Edit the listing from the line with "- machinist-pay: -: [1110, 1736, 1235, 1773]" to the line with "- labor-pay: 0,00: [867, 1222, 985, 1248]" so that "labor-hours" becomes "work-hours", and give those lines back with everything else unchanged.

Stored records
-- Begin --
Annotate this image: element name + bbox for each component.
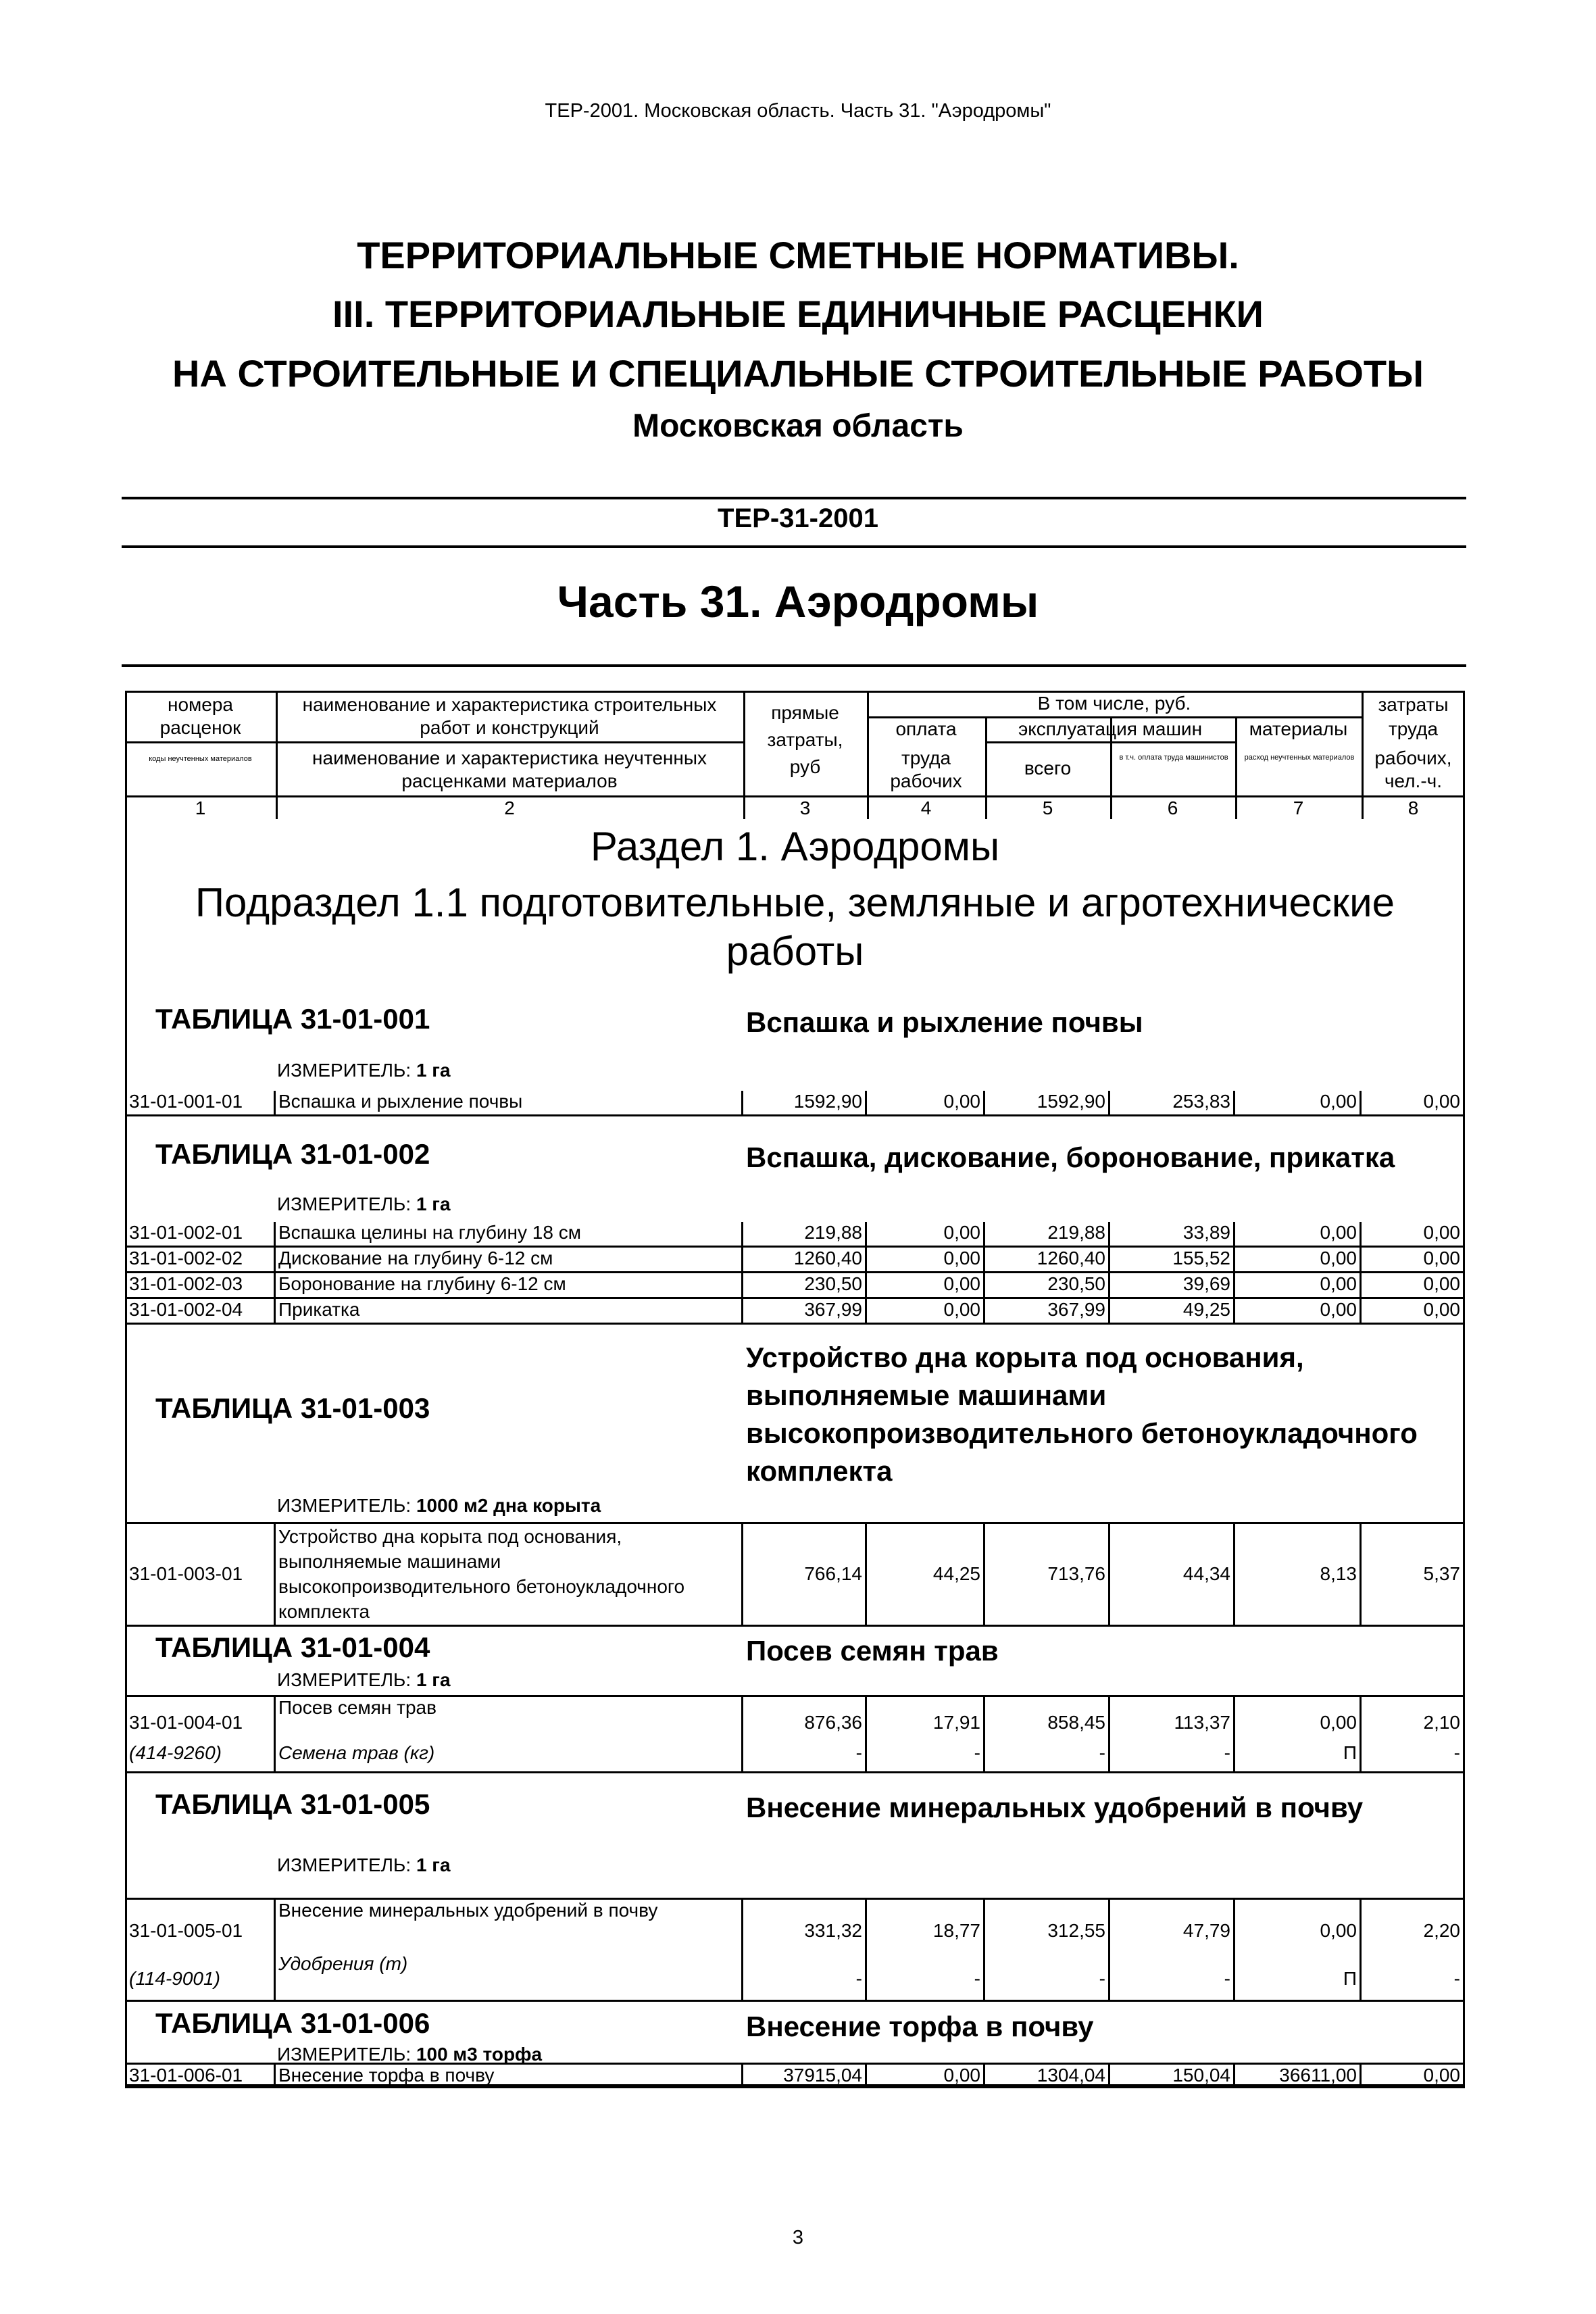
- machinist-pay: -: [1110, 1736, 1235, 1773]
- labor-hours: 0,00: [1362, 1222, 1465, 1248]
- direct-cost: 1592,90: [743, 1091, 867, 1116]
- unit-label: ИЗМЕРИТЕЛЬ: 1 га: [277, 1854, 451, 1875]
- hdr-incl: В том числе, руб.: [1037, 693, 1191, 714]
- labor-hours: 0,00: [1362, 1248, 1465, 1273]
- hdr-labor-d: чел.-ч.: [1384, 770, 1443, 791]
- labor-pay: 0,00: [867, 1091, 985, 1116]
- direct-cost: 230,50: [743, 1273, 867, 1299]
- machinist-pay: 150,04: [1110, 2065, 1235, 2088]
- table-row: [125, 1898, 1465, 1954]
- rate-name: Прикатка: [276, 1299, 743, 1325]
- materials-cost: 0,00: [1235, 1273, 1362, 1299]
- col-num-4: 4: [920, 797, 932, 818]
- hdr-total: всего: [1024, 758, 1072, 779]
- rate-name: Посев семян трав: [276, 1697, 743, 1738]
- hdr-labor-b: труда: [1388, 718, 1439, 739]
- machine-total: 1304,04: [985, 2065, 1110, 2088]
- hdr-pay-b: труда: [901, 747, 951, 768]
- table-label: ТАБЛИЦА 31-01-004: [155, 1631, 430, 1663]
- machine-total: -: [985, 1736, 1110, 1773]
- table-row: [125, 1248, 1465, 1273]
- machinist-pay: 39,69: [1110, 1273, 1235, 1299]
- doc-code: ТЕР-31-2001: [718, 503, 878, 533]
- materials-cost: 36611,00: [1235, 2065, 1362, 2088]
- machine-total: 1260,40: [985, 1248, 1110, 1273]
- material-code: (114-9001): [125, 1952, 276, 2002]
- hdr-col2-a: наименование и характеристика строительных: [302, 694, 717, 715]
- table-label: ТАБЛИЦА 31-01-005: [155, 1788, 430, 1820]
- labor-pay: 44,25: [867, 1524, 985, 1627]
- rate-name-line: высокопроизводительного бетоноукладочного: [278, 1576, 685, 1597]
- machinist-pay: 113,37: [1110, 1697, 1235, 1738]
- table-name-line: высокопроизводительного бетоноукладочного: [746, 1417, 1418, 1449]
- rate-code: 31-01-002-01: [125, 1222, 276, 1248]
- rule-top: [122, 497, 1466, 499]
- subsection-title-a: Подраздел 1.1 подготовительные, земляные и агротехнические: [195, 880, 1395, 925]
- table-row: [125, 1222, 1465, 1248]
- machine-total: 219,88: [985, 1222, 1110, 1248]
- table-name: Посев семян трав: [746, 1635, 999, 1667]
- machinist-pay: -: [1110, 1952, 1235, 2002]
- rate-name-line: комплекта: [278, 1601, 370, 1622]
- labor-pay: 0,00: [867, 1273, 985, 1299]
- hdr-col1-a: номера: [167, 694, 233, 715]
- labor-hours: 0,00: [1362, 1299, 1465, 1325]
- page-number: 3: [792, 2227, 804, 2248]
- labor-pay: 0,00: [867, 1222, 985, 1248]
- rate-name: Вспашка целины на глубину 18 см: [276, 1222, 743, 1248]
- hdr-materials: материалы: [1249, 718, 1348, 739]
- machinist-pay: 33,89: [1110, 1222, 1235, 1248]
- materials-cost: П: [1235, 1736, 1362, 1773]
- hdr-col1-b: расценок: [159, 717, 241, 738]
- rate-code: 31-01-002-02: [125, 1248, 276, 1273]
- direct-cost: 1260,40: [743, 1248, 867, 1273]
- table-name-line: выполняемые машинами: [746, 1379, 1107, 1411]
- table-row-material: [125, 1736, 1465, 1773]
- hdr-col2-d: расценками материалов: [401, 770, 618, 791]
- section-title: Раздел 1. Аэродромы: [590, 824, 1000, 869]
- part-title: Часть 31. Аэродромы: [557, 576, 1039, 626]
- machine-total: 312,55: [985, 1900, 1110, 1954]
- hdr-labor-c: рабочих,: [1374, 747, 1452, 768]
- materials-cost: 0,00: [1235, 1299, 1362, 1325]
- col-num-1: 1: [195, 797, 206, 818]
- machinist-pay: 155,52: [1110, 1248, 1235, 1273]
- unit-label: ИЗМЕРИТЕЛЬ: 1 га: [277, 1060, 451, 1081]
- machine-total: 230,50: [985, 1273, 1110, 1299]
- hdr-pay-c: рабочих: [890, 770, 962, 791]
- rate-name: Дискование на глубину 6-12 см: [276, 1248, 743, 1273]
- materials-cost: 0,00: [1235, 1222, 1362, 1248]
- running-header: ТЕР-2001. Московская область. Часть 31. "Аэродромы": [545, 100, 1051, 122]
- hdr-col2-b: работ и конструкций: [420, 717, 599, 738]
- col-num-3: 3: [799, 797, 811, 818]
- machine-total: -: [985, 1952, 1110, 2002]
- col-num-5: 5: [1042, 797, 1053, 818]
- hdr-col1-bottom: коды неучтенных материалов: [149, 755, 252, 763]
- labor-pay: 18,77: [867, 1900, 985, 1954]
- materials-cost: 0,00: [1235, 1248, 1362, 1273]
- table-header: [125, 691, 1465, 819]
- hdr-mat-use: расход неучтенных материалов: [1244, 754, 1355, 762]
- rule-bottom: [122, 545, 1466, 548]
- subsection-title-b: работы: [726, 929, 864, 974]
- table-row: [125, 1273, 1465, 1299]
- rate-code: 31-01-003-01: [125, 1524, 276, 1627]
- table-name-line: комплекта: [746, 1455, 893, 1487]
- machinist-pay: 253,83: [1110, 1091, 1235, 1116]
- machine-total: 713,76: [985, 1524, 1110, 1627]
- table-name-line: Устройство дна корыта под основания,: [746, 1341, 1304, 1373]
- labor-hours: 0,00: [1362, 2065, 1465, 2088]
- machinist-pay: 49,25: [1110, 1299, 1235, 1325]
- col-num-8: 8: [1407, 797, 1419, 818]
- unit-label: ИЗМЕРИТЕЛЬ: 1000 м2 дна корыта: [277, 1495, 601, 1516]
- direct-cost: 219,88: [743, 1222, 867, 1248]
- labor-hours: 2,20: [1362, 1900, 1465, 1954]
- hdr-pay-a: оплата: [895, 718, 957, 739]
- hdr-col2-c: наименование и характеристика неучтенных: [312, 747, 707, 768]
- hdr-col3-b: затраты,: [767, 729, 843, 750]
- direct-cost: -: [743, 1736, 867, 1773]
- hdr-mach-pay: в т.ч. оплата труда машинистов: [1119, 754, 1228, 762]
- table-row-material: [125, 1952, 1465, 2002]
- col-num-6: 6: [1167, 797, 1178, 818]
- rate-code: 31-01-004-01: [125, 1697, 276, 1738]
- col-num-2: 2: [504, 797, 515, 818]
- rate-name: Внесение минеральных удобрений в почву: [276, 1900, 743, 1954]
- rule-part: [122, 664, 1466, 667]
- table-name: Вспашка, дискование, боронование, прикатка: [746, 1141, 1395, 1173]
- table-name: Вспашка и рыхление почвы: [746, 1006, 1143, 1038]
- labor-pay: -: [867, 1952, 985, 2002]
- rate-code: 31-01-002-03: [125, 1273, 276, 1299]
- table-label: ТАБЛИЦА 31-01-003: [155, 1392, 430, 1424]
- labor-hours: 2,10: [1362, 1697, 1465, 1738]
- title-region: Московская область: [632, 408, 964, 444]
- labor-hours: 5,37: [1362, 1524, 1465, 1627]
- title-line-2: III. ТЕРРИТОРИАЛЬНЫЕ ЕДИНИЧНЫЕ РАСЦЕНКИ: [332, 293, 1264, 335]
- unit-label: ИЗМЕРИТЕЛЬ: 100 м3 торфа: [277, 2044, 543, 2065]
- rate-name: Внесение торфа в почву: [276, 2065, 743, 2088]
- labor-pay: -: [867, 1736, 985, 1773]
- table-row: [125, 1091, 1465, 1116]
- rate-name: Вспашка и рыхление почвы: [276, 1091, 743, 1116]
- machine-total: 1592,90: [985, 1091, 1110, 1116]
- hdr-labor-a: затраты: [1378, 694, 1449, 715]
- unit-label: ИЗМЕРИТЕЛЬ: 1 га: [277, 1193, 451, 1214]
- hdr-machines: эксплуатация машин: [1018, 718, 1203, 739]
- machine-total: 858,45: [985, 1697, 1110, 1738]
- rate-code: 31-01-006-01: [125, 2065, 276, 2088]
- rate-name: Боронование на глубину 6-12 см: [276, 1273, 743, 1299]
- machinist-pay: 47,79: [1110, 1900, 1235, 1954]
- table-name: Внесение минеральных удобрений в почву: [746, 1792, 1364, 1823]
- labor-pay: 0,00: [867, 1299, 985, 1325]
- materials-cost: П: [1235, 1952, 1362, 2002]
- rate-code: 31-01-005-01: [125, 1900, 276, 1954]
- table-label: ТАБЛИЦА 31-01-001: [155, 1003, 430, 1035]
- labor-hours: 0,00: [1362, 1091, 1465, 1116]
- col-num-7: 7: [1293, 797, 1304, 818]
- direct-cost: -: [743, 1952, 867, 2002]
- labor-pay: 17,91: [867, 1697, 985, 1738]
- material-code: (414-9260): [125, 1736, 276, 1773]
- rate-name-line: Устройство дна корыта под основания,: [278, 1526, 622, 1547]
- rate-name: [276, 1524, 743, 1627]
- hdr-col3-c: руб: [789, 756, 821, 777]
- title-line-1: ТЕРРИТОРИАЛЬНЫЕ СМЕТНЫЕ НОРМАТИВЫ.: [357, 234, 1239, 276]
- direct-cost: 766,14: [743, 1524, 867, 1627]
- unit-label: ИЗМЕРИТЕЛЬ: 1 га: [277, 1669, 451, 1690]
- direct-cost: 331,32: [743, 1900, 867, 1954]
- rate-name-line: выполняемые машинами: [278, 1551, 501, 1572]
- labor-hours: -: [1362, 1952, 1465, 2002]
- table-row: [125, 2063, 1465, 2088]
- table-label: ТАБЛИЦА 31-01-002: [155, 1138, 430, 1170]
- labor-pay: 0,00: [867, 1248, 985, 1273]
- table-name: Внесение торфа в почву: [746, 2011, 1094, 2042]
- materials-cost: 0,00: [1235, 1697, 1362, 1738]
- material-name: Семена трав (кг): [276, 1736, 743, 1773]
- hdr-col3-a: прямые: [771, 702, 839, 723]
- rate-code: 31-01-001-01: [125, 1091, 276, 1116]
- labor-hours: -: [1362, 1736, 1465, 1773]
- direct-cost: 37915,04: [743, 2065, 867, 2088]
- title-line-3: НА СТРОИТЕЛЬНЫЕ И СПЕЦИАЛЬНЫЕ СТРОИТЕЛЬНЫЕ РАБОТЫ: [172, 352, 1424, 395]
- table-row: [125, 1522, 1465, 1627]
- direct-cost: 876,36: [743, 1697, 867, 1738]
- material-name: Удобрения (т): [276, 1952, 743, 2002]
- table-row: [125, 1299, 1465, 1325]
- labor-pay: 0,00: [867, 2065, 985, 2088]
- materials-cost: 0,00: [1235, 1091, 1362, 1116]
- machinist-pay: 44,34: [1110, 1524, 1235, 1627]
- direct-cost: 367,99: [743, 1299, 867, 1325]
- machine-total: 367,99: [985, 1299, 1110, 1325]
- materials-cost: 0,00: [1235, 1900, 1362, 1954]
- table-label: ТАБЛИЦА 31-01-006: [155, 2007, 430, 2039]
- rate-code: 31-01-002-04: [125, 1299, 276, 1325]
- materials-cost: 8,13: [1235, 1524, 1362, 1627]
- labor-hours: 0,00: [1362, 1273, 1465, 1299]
-- End --
- _EXERCISE OUTPUT_
- machinist-pay: -: [1110, 1736, 1235, 1773]
- work-hours: 0,00: [1362, 1222, 1465, 1248]
- direct-cost: 1592,90: [743, 1091, 867, 1116]
- unit-label: ИЗМЕРИТЕЛЬ: 1 га: [277, 1854, 451, 1875]
- hdr-incl: В том числе, руб.: [1037, 693, 1191, 714]
- work-hours: 0,00: [1362, 1248, 1465, 1273]
- hdr-labor-d: чел.-ч.: [1384, 770, 1443, 791]
- labor-pay: 0,00: [867, 1091, 985, 1116]
- direct-cost: 230,50: [743, 1273, 867, 1299]
- machinist-pay: 150,04: [1110, 2065, 1235, 2088]
- table-row: [125, 1898, 1465, 1954]
- rate-name: Прикатка: [276, 1299, 743, 1325]
- materials-cost: 0,00: [1235, 1273, 1362, 1299]
- col-num-4: 4: [920, 797, 932, 818]
- hdr-total: всего: [1024, 758, 1072, 779]
- rate-name: Посев семян трав: [276, 1697, 743, 1738]
- hdr-labor-b: труда: [1388, 718, 1439, 739]
- machine-total: 1304,04: [985, 2065, 1110, 2088]
- hdr-pay-b: труда: [901, 747, 951, 768]
- table-label: ТАБЛИЦА 31-01-004: [155, 1631, 430, 1663]
- machine-total: -: [985, 1736, 1110, 1773]
- table-row: [125, 1248, 1465, 1273]
- machinist-pay: 39,69: [1110, 1273, 1235, 1299]
- doc-code: ТЕР-31-2001: [718, 503, 878, 533]
- materials-cost: 36611,00: [1235, 2065, 1362, 2088]
- machine-total: 1260,40: [985, 1248, 1110, 1273]
- material-code: (114-9001): [125, 1952, 276, 2002]
- hdr-col2-a: наименование и характеристика строительных: [302, 694, 717, 715]
- table-label: ТАБЛИЦА 31-01-005: [155, 1788, 430, 1820]
- labor-pay: 44,25: [867, 1524, 985, 1627]
- rate-name-line: высокопроизводительного бетоноукладочного: [278, 1576, 685, 1597]
- machinist-pay: 113,37: [1110, 1697, 1235, 1738]
- table-name-line: высокопроизводительного бетоноукладочного: [746, 1417, 1418, 1449]
- rate-code: 31-01-002-01: [125, 1222, 276, 1248]
- rule-top: [122, 497, 1466, 499]
- subsection-title-a: Подраздел 1.1 подготовительные, земляные и агротехнические: [195, 880, 1395, 925]
- table-row: [125, 1222, 1465, 1248]
- machine-total: 219,88: [985, 1222, 1110, 1248]
- table-name: Посев семян трав: [746, 1635, 999, 1667]
- machinist-pay: -: [1110, 1952, 1235, 2002]
- rate-name-line: комплекта: [278, 1601, 370, 1622]
- labor-pay: 0,00: [867, 1273, 985, 1299]
- hdr-col1-a: номера: [167, 694, 233, 715]
- work-hours: 0,00: [1362, 1299, 1465, 1325]
- page-number: 3: [792, 2227, 804, 2248]
- labor-pay: 0,00: [867, 1222, 985, 1248]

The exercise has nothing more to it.